▸ **The problem**: Omit the pictures, then write out every entry exactly as it reads.

▸ **Supplied material**:
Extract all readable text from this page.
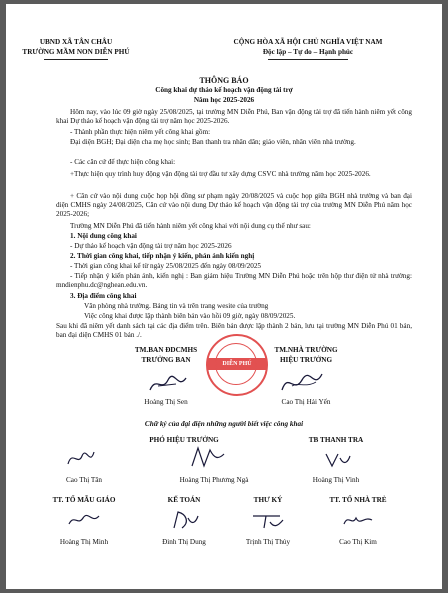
UBND XÃ TÂN CHÂU
TRƯỜNG MẦM NON DIỄN PHÚ
CỘNG HÒA XÃ HỘI CHỦ NGHĨA VIỆT NAM
Độc lập – Tự do – Hạnh phúc
THÔNG BÁO
Công khai dự thảo kế hoạch vận động tài trợ
Năm học 2025-2026
Hôm nay, vào lúc 09 giờ ngày 25/08/2025, tại trường MN Diễn Phú, Ban vận động tài trợ đã tiến hành niêm yết công khai Dự thảo kế hoạch vận động tài trợ năm học 2025-2026.
- Thành phần thực hiện niêm yết công khai gồm:
Đại diện BGH; Đại diện cha mẹ học sinh; Ban thanh tra nhân dân; giáo viên, nhân viên nhà trường.
- Các căn cứ để thực hiện công khai:
+Thực hiện quy trình huy động vận động tài trợ đầu tư xây dựng CSVC nhà trường năm học 2025-2026.
+ Căn cứ vào nội dung cuộc họp hội đồng sư phạm ngày 20/08/2025 và cuộc họp giữa BGH nhà trường và ban đại diện CMHS ngày 24/08/2025, Căn cứ vào nội dung Dự thảo kế hoạch vận động tài trợ của trường MN Diễn Phú năm học 2025-2026;
Trường MN Diễn Phú đã tiến hành niêm yết công khai với nội dung cụ thể như sau:
1. Nội dung công khai
- Dự thảo kế hoạch vận động tài trợ năm học 2025-2026
2. Thời gian công khai, tiếp nhận ý kiến, phản ánh kiến nghị
- Thời gian công khai kể từ ngày 25/08/2025 đến ngày 08/09/2025
- Tiếp nhận ý kiến phản ánh, kiến nghị : Ban giám hiệu Trường MN Diễn Phú hoặc trên hộp thư điện tử nhà trường: mndienphu.dc@nghean.edu.vn.
3. Địa điểm công khai
Văn phòng nhà trường. Bảng tin và trên trang wesite của trường
Việc công khai được lập thành biên bản vào hồi 09 giờ, ngày 08/09/2025.
Sau khi đã niêm yết danh sách tại các địa điểm trên. Biên bản được lập thành 2 bản, lưu tại trường MN Diễn Phú 01 bản, ban đại diện CMHS 01 bản ./.
TM.BAN ĐDCMHS
TRƯỞNG BAN
TM.NHÀ TRƯỜNG
HIỆU TRƯỞNG
DIỄN PHÚ
Hoàng Thị Sen	Cao Thị Hải Yến
Chữ ký của đại diện những người biết việc công khai
PHÓ HIỆU TRƯỞNG	TB THANH TRA
Cao Thị Tân	Hoàng Thị Phương Ngà	Hoàng Thị Vinh
TT. TỔ MẪU GIÁO	KẾ TOÁN	THƯ KÝ	TT. TỔ NHÀ TRẺ
Hoàng Thị Minh	Đinh Thị Dung	Trịnh Thị Thủy	Cao Thị Kim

▸ **The output**:
Extract all readable text from this page.
UBND XÃ TÂN CHÂU
TRƯỜNG MẦM NON DIỄN PHÚ
CỘNG HÒA XÃ HỘI CHỦ NGHĨA VIỆT NAM
Độc lập – Tự do – Hạnh phúc
THÔNG BÁO
Công khai dự thảo kế hoạch vận động tài trợ
Năm học 2025-2026
Hôm nay, vào lúc 09 giờ ngày 25/08/2025, tại trường MN Diễn Phú, Ban vận động tài trợ đã tiến hành niêm yết công khai Dự thảo kế hoạch vận động tài trợ năm học 2025-2026.
- Thành phần thực hiện niêm yết công khai gồm:
Đại diện BGH; Đại diện cha mẹ học sinh; Ban thanh tra nhân dân; giáo viên, nhân viên nhà trường.
- Các căn cứ để thực hiện công khai:
+Thực hiện quy trình huy động vận động tài trợ đầu tư xây dựng CSVC nhà trường năm học 2025-2026.
+ Căn cứ vào nội dung cuộc họp hội đồng sư phạm ngày 20/08/2025 và cuộc họp giữa BGH nhà trường và ban đại diện CMHS ngày 24/08/2025, Căn cứ vào nội dung Dự thảo kế hoạch vận động tài trợ của trường MN Diễn Phú năm học 2025-2026;
Trường MN Diễn Phú đã tiến hành niêm yết công khai với nội dung cụ thể như sau:
1. Nội dung công khai
- Dự thảo kế hoạch vận động tài trợ năm học 2025-2026
2. Thời gian công khai, tiếp nhận ý kiến, phản ánh kiến nghị
- Thời gian công khai kể từ ngày 25/08/2025 đến ngày 08/09/2025
- Tiếp nhận ý kiến phản ánh, kiến nghị : Ban giám hiệu Trường MN Diễn Phú hoặc trên hộp thư điện tử nhà trường: mndienphu.dc@nghean.edu.vn.
3. Địa điểm công khai
Văn phòng nhà trường. Bảng tin và trên trang wesite của trường
Việc công khai được lập thành biên bản vào hồi 09 giờ, ngày 08/09/2025.
Sau khi đã niêm yết danh sách tại các địa điểm trên. Biên bản được lập thành 2 bản, lưu tại trường MN Diễn Phú 01 bản, ban đại diện CMHS 01 bản ./.
TM.BAN ĐDCMHS
TRƯỞNG BAN
TM.NHÀ TRƯỜNG
HIỆU TRƯỞNG
DIỄN PHÚ
Hoàng Thị Sen	Cao Thị Hải Yến
Chữ ký của đại diện những người biết việc công khai
PHÓ HIỆU TRƯỞNG	TB THANH TRA
Cao Thị Tân	Hoàng Thị Phương Ngà	Hoàng Thị Vinh
TT. TỔ MẪU GIÁO	KẾ TOÁN	THƯ KÝ	TT. TỔ NHÀ TRẺ
Hoàng Thị Minh	Đinh Thị Dung	Trịnh Thị Thủy	Cao Thị Kim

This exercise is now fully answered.